- _Layout region records_
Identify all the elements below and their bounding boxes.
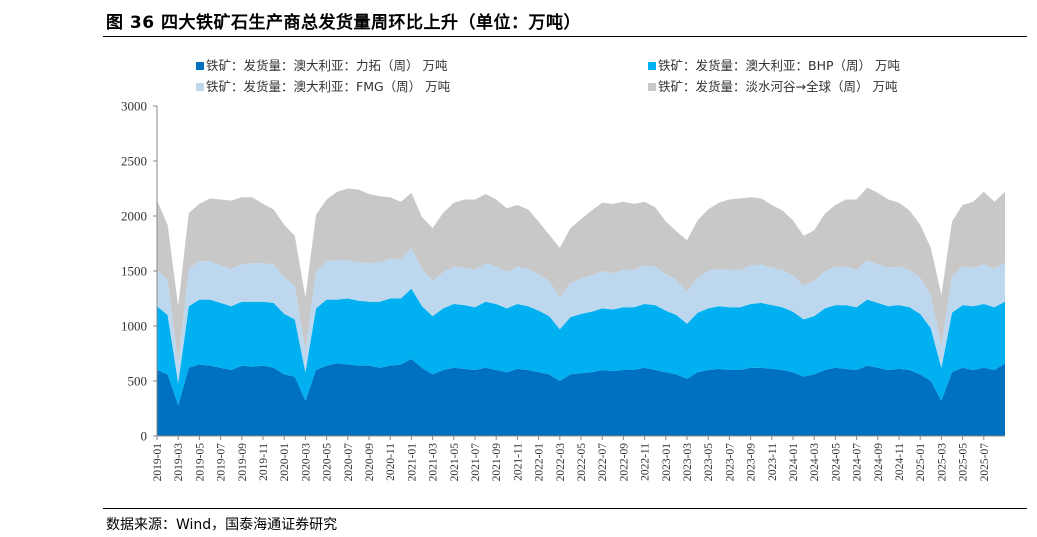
x-tick-label: 2019-03 — [173, 443, 185, 482]
x-tick-label: 2022-07 — [597, 443, 609, 482]
x-tick-label: 2024-09 — [873, 443, 885, 482]
x-tick-label: 2024-07 — [852, 443, 864, 482]
x-tick-label: 2021-09 — [491, 443, 503, 482]
x-tick-label: 2020-03 — [300, 443, 312, 482]
legend-label: 铁矿：发货量：澳大利亚：FMG（周） 万吨 — [206, 79, 451, 94]
x-tick-label: 2019-01 — [152, 443, 164, 482]
area-series-3 — [157, 247, 1005, 384]
legend-swatch — [196, 83, 204, 91]
legend: 铁矿：发货量：澳大利亚：力拓（周） 万吨 铁矿：发货量：澳大利亚：BHP（周） 万… — [196, 58, 900, 94]
area-series-group — [157, 187, 1005, 436]
x-tick-label: 2019-05 — [194, 443, 206, 482]
source-note: 数据来源：Wind，国泰海通证券研究 — [106, 517, 338, 533]
x-tick-label: 2022-11 — [640, 443, 652, 481]
y-tick-label: 1000 — [121, 319, 147, 334]
x-tick-label: 2025-01 — [915, 443, 927, 482]
legend-label: 铁矿：发货量：澳大利亚：力拓（周） 万吨 — [206, 58, 448, 73]
x-tick-label: 2023-09 — [746, 443, 758, 482]
y-tick-label: 0 — [141, 429, 148, 444]
y-tick-label: 2000 — [121, 209, 147, 224]
x-tick-label: 2021-07 — [470, 443, 482, 482]
x-tick-label: 2025-07 — [979, 443, 991, 482]
x-tick-label: 2022-09 — [618, 443, 630, 482]
x-tick-label: 2024-05 — [830, 443, 842, 482]
x-tick-label: 2020-09 — [364, 443, 376, 482]
x-tick-label: 2023-03 — [682, 443, 694, 482]
x-tick-label: 2020-11 — [385, 443, 397, 481]
x-tick-label: 2023-07 — [724, 443, 736, 482]
x-tick-label: 2024-01 — [788, 443, 800, 482]
legend-label: 铁矿：发货量：淡水河谷→全球（周） 万吨 — [658, 79, 898, 94]
area-series-2 — [157, 288, 1005, 406]
x-tick-label: 2021-05 — [449, 443, 461, 482]
x-tick-label: 2020-07 — [343, 443, 355, 482]
legend-swatch — [196, 62, 204, 70]
x-tick-label: 2020-01 — [279, 443, 291, 482]
x-tick-label: 2019-07 — [216, 443, 228, 482]
legend-swatch — [648, 62, 656, 70]
x-tick-label: 2023-01 — [661, 443, 673, 482]
x-tick-label: 2021-01 — [406, 443, 418, 482]
y-tick-label: 3000 — [121, 99, 147, 114]
figure-title: 图 36 四大铁矿石生产商总发货量周环比上升（单位：万吨） — [106, 13, 581, 33]
x-tick-label: 2019-09 — [237, 443, 249, 482]
x-tick-label: 2021-11 — [512, 443, 524, 481]
y-tick-label: 500 — [128, 374, 148, 389]
legend-label: 铁矿：发货量：澳大利亚：BHP（周） 万吨 — [658, 58, 900, 73]
legend-swatch — [648, 83, 656, 91]
title-rule — [103, 36, 1027, 37]
area-series-4 — [157, 187, 1005, 364]
x-tick-label: 2019-11 — [258, 443, 270, 481]
source-rule — [103, 508, 1027, 509]
axes-group: 0 500 1000 1500 2000 2500 3000 2019-01 2019-03 20… — [121, 99, 1005, 482]
x-tick-label: 2022-05 — [576, 443, 588, 482]
x-tick-label: 2022-03 — [555, 443, 567, 482]
x-tick-label: 2023-11 — [767, 443, 779, 481]
x-tick-label: 2021-03 — [428, 443, 440, 482]
x-tick-label: 2022-01 — [534, 443, 546, 482]
x-tick-label: 2025-05 — [958, 443, 970, 482]
y-tick-label: 2500 — [121, 154, 147, 169]
x-tick-label: 2024-03 — [809, 443, 821, 482]
x-tick-label: 2024-11 — [894, 443, 906, 481]
y-tick-label: 1500 — [121, 264, 147, 279]
x-tick-label: 2020-05 — [322, 443, 334, 482]
area-series-1 — [157, 359, 1005, 436]
x-tick-label: 2025-03 — [936, 443, 948, 482]
x-tick-label: 2023-05 — [703, 443, 715, 482]
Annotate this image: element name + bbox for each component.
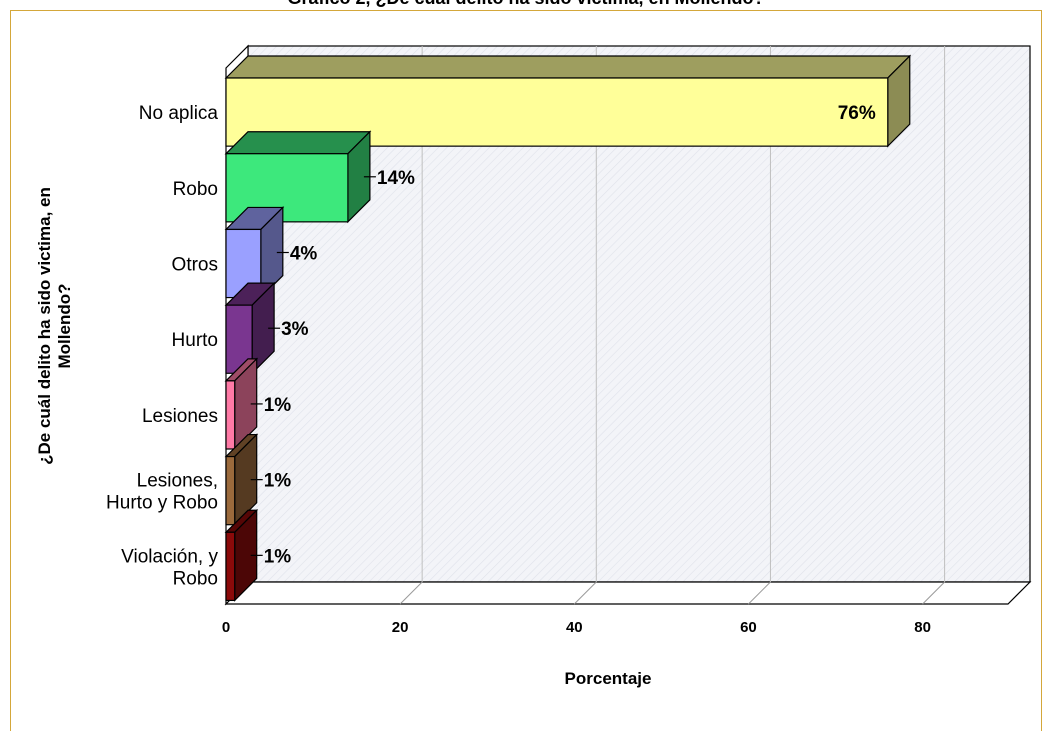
data-label: 4%	[290, 244, 318, 265]
bar	[224, 508, 259, 602]
category-label: Lesiones,	[137, 471, 218, 492]
bar	[224, 357, 259, 451]
y-axis-title-line: ¿De cuál delito ha sido victima, en	[35, 187, 54, 465]
bar-chart: 0 20 40 60 80 No aplica Robo Otros Hurto Lesione…	[35, 44, 1032, 688]
bar-front-face	[225, 380, 236, 450]
x-axis-title: Porcentaje	[565, 669, 652, 688]
category-label: Hurto y Robo	[106, 493, 218, 514]
bar	[224, 281, 276, 375]
floor-gridline	[922, 581, 945, 605]
category-label: No aplica	[139, 103, 219, 124]
x-tick-label: 20	[392, 619, 409, 636]
floor	[224, 581, 1032, 605]
data-label: 1%	[264, 471, 292, 492]
y-axis-title: ¿De cuál delito ha sido victima, enMolle…	[35, 187, 74, 465]
bar-top-face	[224, 55, 912, 79]
bar-front-face	[225, 228, 262, 299]
bars	[224, 54, 912, 602]
x-tick-label: 60	[740, 619, 757, 636]
x-tick-label: 0	[222, 619, 230, 636]
data-label: 76%	[838, 103, 876, 124]
category-label: Otros	[172, 255, 218, 276]
category-label: Lesiones	[142, 406, 218, 427]
data-labels: 76% 14% 4% 3% 1% 1% 1%	[250, 103, 876, 567]
data-label: 1%	[264, 546, 292, 567]
bar-top-face	[224, 131, 372, 155]
floor-gridline	[748, 581, 771, 605]
x-tick-label: 80	[914, 619, 931, 636]
floor-gridline	[573, 581, 597, 605]
data-label: 14%	[377, 168, 415, 189]
bar	[224, 433, 259, 527]
chart-title: Gráfico 2, ¿De cuál delito ha sido vícti…	[0, 0, 1052, 9]
category-label: Robo	[173, 568, 218, 589]
x-axis-ticks: 0 20 40 60 80	[222, 619, 931, 636]
bar-front-face	[225, 531, 236, 602]
bar-front-face	[225, 455, 236, 526]
category-label: Robo	[173, 179, 218, 200]
bar	[224, 205, 285, 300]
x-tick-label: 40	[566, 619, 583, 636]
category-label: Hurto	[172, 330, 218, 351]
y-axis-title-line: Mollendo?	[55, 284, 74, 369]
data-label: 1%	[264, 395, 292, 416]
category-labels: No aplica Robo Otros Hurto Lesiones Lesiones,…	[106, 103, 218, 589]
data-label: 3%	[281, 319, 309, 340]
category-label: Violación, y	[121, 546, 218, 567]
floor-gridline	[399, 581, 423, 605]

- _What to work on_
Reproduce the listing lines exactly, beginning with the line containing "x-tick-label: 2019-03 — [173, 443, 185, 482]" and continuing through the line containing "source-note: 数据来源：Wind，国泰海通证券研究 —".

- _Result_
x-tick-label: 2019-03 — [173, 443, 185, 482]
x-tick-label: 2022-07 — [597, 443, 609, 482]
x-tick-label: 2024-09 — [873, 443, 885, 482]
x-tick-label: 2024-07 — [852, 443, 864, 482]
x-tick-label: 2021-09 — [491, 443, 503, 482]
x-tick-label: 2020-03 — [300, 443, 312, 482]
legend-label: 铁矿：发货量：澳大利亚：FMG（周） 万吨 — [206, 79, 451, 94]
x-tick-label: 2019-01 — [152, 443, 164, 482]
area-series-3 — [157, 247, 1005, 384]
legend-swatch — [196, 83, 204, 91]
legend: 铁矿：发货量：澳大利亚：力拓（周） 万吨 铁矿：发货量：澳大利亚：BHP（周） 万… — [196, 58, 900, 94]
area-series-group — [157, 187, 1005, 436]
x-tick-label: 2019-05 — [194, 443, 206, 482]
source-note: 数据来源：Wind，国泰海通证券研究 — [106, 517, 338, 533]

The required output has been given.